- [Written request] Gather every line of the entries that includes the word "category".

Collected data entries:

[Begin]

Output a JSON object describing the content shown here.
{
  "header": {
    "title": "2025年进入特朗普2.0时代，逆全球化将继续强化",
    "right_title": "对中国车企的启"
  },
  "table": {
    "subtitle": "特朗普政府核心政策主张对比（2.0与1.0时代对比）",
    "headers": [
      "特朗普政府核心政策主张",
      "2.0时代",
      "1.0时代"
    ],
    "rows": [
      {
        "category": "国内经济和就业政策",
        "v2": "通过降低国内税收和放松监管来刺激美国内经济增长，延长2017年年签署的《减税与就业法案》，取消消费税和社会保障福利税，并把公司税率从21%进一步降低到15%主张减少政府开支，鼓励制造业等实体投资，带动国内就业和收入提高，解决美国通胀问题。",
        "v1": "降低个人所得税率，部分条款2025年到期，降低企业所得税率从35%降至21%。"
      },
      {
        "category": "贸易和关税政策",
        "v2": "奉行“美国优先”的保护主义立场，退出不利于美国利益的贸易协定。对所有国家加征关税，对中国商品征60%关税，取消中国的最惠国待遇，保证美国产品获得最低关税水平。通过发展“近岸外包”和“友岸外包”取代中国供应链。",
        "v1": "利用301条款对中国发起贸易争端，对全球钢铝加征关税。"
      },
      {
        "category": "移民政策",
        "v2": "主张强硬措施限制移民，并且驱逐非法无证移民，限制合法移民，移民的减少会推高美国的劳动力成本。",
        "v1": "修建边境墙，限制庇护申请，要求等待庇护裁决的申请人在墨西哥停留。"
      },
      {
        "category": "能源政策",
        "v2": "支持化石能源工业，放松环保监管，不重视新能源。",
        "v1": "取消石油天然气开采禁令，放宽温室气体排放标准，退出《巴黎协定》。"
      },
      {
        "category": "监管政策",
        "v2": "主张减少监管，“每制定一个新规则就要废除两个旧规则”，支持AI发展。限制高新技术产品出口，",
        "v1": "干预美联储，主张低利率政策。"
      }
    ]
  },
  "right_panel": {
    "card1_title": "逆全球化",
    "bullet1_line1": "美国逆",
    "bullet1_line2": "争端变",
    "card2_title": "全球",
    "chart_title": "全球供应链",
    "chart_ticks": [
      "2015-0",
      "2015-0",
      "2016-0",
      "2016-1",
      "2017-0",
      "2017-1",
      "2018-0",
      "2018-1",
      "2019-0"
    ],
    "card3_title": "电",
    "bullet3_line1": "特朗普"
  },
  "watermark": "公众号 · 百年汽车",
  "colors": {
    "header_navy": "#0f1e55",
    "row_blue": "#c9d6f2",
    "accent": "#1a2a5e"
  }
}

[End]

- [In response]
        "category": "国内经济和就业政策",
        "category": "贸易和关税政策",
        "category": "移民政策",
        "category": "能源政策",
        "category": "监管政策",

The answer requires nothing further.